GIVEN TASK: Without the pictures, return each record as it appears.
start EXERCISE MATERIAL
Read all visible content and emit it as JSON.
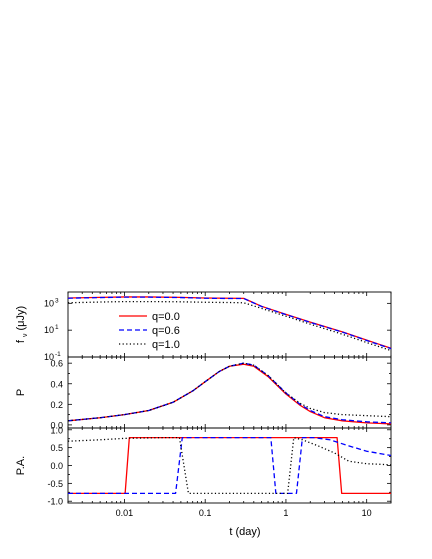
{
  "chart_data": {
    "type": "line",
    "x_scale": "log",
    "xlim": [
      0.002,
      20
    ],
    "xlabel": "t (day)",
    "x_ticks": [
      {
        "value": 0.01,
        "label": "0.01"
      },
      {
        "value": 0.1,
        "label": "0.1"
      },
      {
        "value": 1,
        "label": "1"
      },
      {
        "value": 10,
        "label": "10"
      }
    ],
    "legend": {
      "placement": "upper-left of top panel",
      "entries": [
        {
          "name": "q=0.0",
          "color": "#ff0000",
          "style": "solid"
        },
        {
          "name": "q=0.6",
          "color": "#0000ff",
          "style": "dashed"
        },
        {
          "name": "q=1.0",
          "color": "#000000",
          "style": "dotted"
        }
      ]
    },
    "panels": [
      {
        "id": "flux",
        "ylabel_main": "f",
        "ylabel_sub": "ν",
        "ylabel_rest": "(μJy)",
        "y_scale": "log",
        "ylim": [
          0.1,
          7000
        ],
        "y_ticks": [
          {
            "value": 0.1,
            "base": "10",
            "exp": "-1"
          },
          {
            "value": 10,
            "base": "10",
            "exp": "1"
          },
          {
            "value": 1000,
            "base": "10",
            "exp": "3"
          }
        ],
        "series": [
          {
            "name": "q=0.0",
            "color": "#ff0000",
            "style": "solid",
            "x": [
              0.002,
              0.005,
              0.01,
              0.02,
              0.05,
              0.1,
              0.2,
              0.3,
              0.5,
              1,
              2,
              5,
              10,
              20
            ],
            "y": [
              2500,
              2800,
              3000,
              3000,
              2800,
              2500,
              2400,
              2350,
              600,
              150,
              40,
              7.5,
              1.8,
              0.45
            ]
          },
          {
            "name": "q=0.6",
            "color": "#0000ff",
            "style": "dashed",
            "x": [
              0.002,
              0.005,
              0.01,
              0.02,
              0.05,
              0.1,
              0.2,
              0.3,
              0.5,
              1,
              2,
              5,
              10,
              20
            ],
            "y": [
              2400,
              2700,
              2900,
              2900,
              2700,
              2400,
              2300,
              2300,
              580,
              145,
              38,
              7.2,
              1.7,
              0.42
            ]
          },
          {
            "name": "q=1.0",
            "color": "#000000",
            "style": "dotted",
            "x": [
              0.002,
              0.005,
              0.01,
              0.02,
              0.05,
              0.1,
              0.2,
              0.3,
              0.5,
              1,
              2,
              5,
              10,
              20
            ],
            "y": [
              1100,
              1250,
              1350,
              1350,
              1300,
              1200,
              1150,
              1100,
              420,
              110,
              28,
              5,
              1.2,
              0.3
            ]
          }
        ]
      },
      {
        "id": "polarization",
        "ylabel": "P",
        "y_scale": "linear",
        "ylim": [
          -0.03,
          0.66
        ],
        "y_ticks": [
          {
            "value": 0.0,
            "label": "0.0"
          },
          {
            "value": 0.2,
            "label": "0.2"
          },
          {
            "value": 0.4,
            "label": "0.4"
          },
          {
            "value": 0.6,
            "label": "0.6"
          }
        ],
        "series": [
          {
            "name": "q=0.0",
            "color": "#ff0000",
            "style": "solid",
            "x": [
              0.002,
              0.005,
              0.01,
              0.02,
              0.04,
              0.07,
              0.1,
              0.15,
              0.2,
              0.3,
              0.4,
              0.6,
              1,
              1.5,
              2,
              3,
              5,
              10,
              20
            ],
            "y": [
              0.04,
              0.07,
              0.1,
              0.14,
              0.22,
              0.33,
              0.42,
              0.52,
              0.57,
              0.59,
              0.57,
              0.47,
              0.3,
              0.19,
              0.13,
              0.07,
              0.04,
              0.02,
              0.01
            ]
          },
          {
            "name": "q=0.6",
            "color": "#0000ff",
            "style": "dashed",
            "x": [
              0.002,
              0.005,
              0.01,
              0.02,
              0.04,
              0.07,
              0.1,
              0.15,
              0.2,
              0.3,
              0.4,
              0.6,
              1,
              1.5,
              2,
              3,
              5,
              10,
              20
            ],
            "y": [
              0.04,
              0.07,
              0.1,
              0.14,
              0.22,
              0.33,
              0.42,
              0.52,
              0.57,
              0.6,
              0.58,
              0.48,
              0.31,
              0.2,
              0.14,
              0.08,
              0.05,
              0.03,
              0.02
            ]
          },
          {
            "name": "q=1.0",
            "color": "#000000",
            "style": "dotted",
            "x": [
              0.002,
              0.005,
              0.01,
              0.02,
              0.04,
              0.07,
              0.1,
              0.15,
              0.2,
              0.3,
              0.4,
              0.6,
              1,
              1.5,
              2,
              3,
              5,
              10,
              20
            ],
            "y": [
              0.04,
              0.07,
              0.1,
              0.14,
              0.22,
              0.33,
              0.42,
              0.52,
              0.57,
              0.6,
              0.58,
              0.48,
              0.31,
              0.21,
              0.16,
              0.12,
              0.1,
              0.09,
              0.08
            ]
          }
        ]
      },
      {
        "id": "position_angle",
        "ylabel": "P.A.",
        "y_scale": "linear",
        "ylim": [
          -1.05,
          1.05
        ],
        "y_ticks": [
          {
            "value": -1.0,
            "label": "-1.0"
          },
          {
            "value": -0.5,
            "label": "-0.5"
          },
          {
            "value": 0.0,
            "label": "0.0"
          },
          {
            "value": 0.5,
            "label": "0.5"
          },
          {
            "value": 1.0,
            "label": "1.0"
          }
        ],
        "series": [
          {
            "name": "q=0.0",
            "color": "#ff0000",
            "style": "solid",
            "x": [
              0.002,
              0.0102,
              0.0115,
              4.3,
              4.9,
              20
            ],
            "y": [
              -0.78,
              -0.78,
              0.78,
              0.78,
              -0.78,
              -0.78
            ]
          },
          {
            "name": "q=0.6",
            "color": "#0000ff",
            "style": "dashed",
            "x": [
              0.002,
              0.043,
              0.052,
              0.65,
              0.75,
              1.35,
              1.6,
              2.2,
              3.5,
              6,
              10,
              20
            ],
            "y": [
              -0.78,
              -0.78,
              0.78,
              0.78,
              -0.78,
              -0.78,
              0.78,
              0.78,
              0.72,
              0.55,
              0.4,
              0.28
            ]
          },
          {
            "name": "q=1.0",
            "color": "#000000",
            "style": "dotted",
            "x": [
              0.002,
              0.005,
              0.01,
              0.03,
              0.048,
              0.062,
              1.05,
              1.25,
              1.6,
              2.5,
              4,
              6,
              10,
              20
            ],
            "y": [
              0.68,
              0.72,
              0.76,
              0.78,
              0.78,
              -0.78,
              -0.78,
              0.78,
              0.72,
              0.55,
              0.35,
              0.12,
              0.05,
              0.02
            ]
          }
        ]
      }
    ]
  }
}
end EXERCISE MATERIAL
EXERCISE SOLUTION:
Read all visible content and emit it as JSON.
{
  "chart_data": {
    "type": "line",
    "x_scale": "log",
    "xlim": [
      0.002,
      20
    ],
    "xlabel": "t (day)",
    "x_ticks": [
      {
        "value": 0.01,
        "label": "0.01"
      },
      {
        "value": 0.1,
        "label": "0.1"
      },
      {
        "value": 1,
        "label": "1"
      },
      {
        "value": 10,
        "label": "10"
      }
    ],
    "legend": {
      "placement": "upper-left of top panel",
      "entries": [
        {
          "name": "q=0.0",
          "color": "#ff0000",
          "style": "solid"
        },
        {
          "name": "q=0.6",
          "color": "#0000ff",
          "style": "dashed"
        },
        {
          "name": "q=1.0",
          "color": "#000000",
          "style": "dotted"
        }
      ]
    },
    "panels": [
      {
        "id": "flux",
        "ylabel_main": "f",
        "ylabel_sub": "ν",
        "ylabel_rest": "(μJy)",
        "y_scale": "log",
        "ylim": [
          0.1,
          7000
        ],
        "y_ticks": [
          {
            "value": 0.1,
            "base": "10",
            "exp": "-1"
          },
          {
            "value": 10,
            "base": "10",
            "exp": "1"
          },
          {
            "value": 1000,
            "base": "10",
            "exp": "3"
          }
        ],
        "series": [
          {
            "name": "q=0.0",
            "color": "#ff0000",
            "style": "solid",
            "x": [
              0.002,
              0.005,
              0.01,
              0.02,
              0.05,
              0.1,
              0.2,
              0.3,
              0.5,
              1,
              2,
              5,
              10,
              20
            ],
            "y": [
              2500,
              2800,
              3000,
              3000,
              2800,
              2500,
              2400,
              2350,
              600,
              150,
              40,
              7.5,
              1.8,
              0.45
            ]
          },
          {
            "name": "q=0.6",
            "color": "#0000ff",
            "style": "dashed",
            "x": [
              0.002,
              0.005,
              0.01,
              0.02,
              0.05,
              0.1,
              0.2,
              0.3,
              0.5,
              1,
              2,
              5,
              10,
              20
            ],
            "y": [
              2400,
              2700,
              2900,
              2900,
              2700,
              2400,
              2300,
              2300,
              580,
              145,
              38,
              7.2,
              1.7,
              0.42
            ]
          },
          {
            "name": "q=1.0",
            "color": "#000000",
            "style": "dotted",
            "x": [
              0.002,
              0.005,
              0.01,
              0.02,
              0.05,
              0.1,
              0.2,
              0.3,
              0.5,
              1,
              2,
              5,
              10,
              20
            ],
            "y": [
              1100,
              1250,
              1350,
              1350,
              1300,
              1200,
              1150,
              1100,
              420,
              110,
              28,
              5,
              1.2,
              0.3
            ]
          }
        ]
      },
      {
        "id": "polarization",
        "ylabel": "P",
        "y_scale": "linear",
        "ylim": [
          -0.03,
          0.66
        ],
        "y_ticks": [
          {
            "value": 0.0,
            "label": "0.0"
          },
          {
            "value": 0.2,
            "label": "0.2"
          },
          {
            "value": 0.4,
            "label": "0.4"
          },
          {
            "value": 0.6,
            "label": "0.6"
          }
        ],
        "series": [
          {
            "name": "q=0.0",
            "color": "#ff0000",
            "style": "solid",
            "x": [
              0.002,
              0.005,
              0.01,
              0.02,
              0.04,
              0.07,
              0.1,
              0.15,
              0.2,
              0.3,
              0.4,
              0.6,
              1,
              1.5,
              2,
              3,
              5,
              10,
              20
            ],
            "y": [
              0.04,
              0.07,
              0.1,
              0.14,
              0.22,
              0.33,
              0.42,
              0.52,
              0.57,
              0.59,
              0.57,
              0.47,
              0.3,
              0.19,
              0.13,
              0.07,
              0.04,
              0.02,
              0.01
            ]
          },
          {
            "name": "q=0.6",
            "color": "#0000ff",
            "style": "dashed",
            "x": [
              0.002,
              0.005,
              0.01,
              0.02,
              0.04,
              0.07,
              0.1,
              0.15,
              0.2,
              0.3,
              0.4,
              0.6,
              1,
              1.5,
              2,
              3,
              5,
              10,
              20
            ],
            "y": [
              0.04,
              0.07,
              0.1,
              0.14,
              0.22,
              0.33,
              0.42,
              0.52,
              0.57,
              0.6,
              0.58,
              0.48,
              0.31,
              0.2,
              0.14,
              0.08,
              0.05,
              0.03,
              0.02
            ]
          },
          {
            "name": "q=1.0",
            "color": "#000000",
            "style": "dotted",
            "x": [
              0.002,
              0.005,
              0.01,
              0.02,
              0.04,
              0.07,
              0.1,
              0.15,
              0.2,
              0.3,
              0.4,
              0.6,
              1,
              1.5,
              2,
              3,
              5,
              10,
              20
            ],
            "y": [
              0.04,
              0.07,
              0.1,
              0.14,
              0.22,
              0.33,
              0.42,
              0.52,
              0.57,
              0.6,
              0.58,
              0.48,
              0.31,
              0.21,
              0.16,
              0.12,
              0.1,
              0.09,
              0.08
            ]
          }
        ]
      },
      {
        "id": "position_angle",
        "ylabel": "P.A.",
        "y_scale": "linear",
        "ylim": [
          -1.05,
          1.05
        ],
        "y_ticks": [
          {
            "value": -1.0,
            "label": "-1.0"
          },
          {
            "value": -0.5,
            "label": "-0.5"
          },
          {
            "value": 0.0,
            "label": "0.0"
          },
          {
            "value": 0.5,
            "label": "0.5"
          },
          {
            "value": 1.0,
            "label": "1.0"
          }
        ],
        "series": [
          {
            "name": "q=0.0",
            "color": "#ff0000",
            "style": "solid",
            "x": [
              0.002,
              0.0102,
              0.0115,
              4.3,
              4.9,
              20
            ],
            "y": [
              -0.78,
              -0.78,
              0.78,
              0.78,
              -0.78,
              -0.78
            ]
          },
          {
            "name": "q=0.6",
            "color": "#0000ff",
            "style": "dashed",
            "x": [
              0.002,
              0.043,
              0.052,
              0.65,
              0.75,
              1.35,
              1.6,
              2.2,
              3.5,
              6,
              10,
              20
            ],
            "y": [
              -0.78,
              -0.78,
              0.78,
              0.78,
              -0.78,
              -0.78,
              0.78,
              0.78,
              0.72,
              0.55,
              0.4,
              0.28
            ]
          },
          {
            "name": "q=1.0",
            "color": "#000000",
            "style": "dotted",
            "x": [
              0.002,
              0.005,
              0.01,
              0.03,
              0.048,
              0.062,
              1.05,
              1.25,
              1.6,
              2.5,
              4,
              6,
              10,
              20
            ],
            "y": [
              0.68,
              0.72,
              0.76,
              0.78,
              0.78,
              -0.78,
              -0.78,
              0.78,
              0.72,
              0.55,
              0.35,
              0.12,
              0.05,
              0.02
            ]
          }
        ]
      }
    ]
  }
}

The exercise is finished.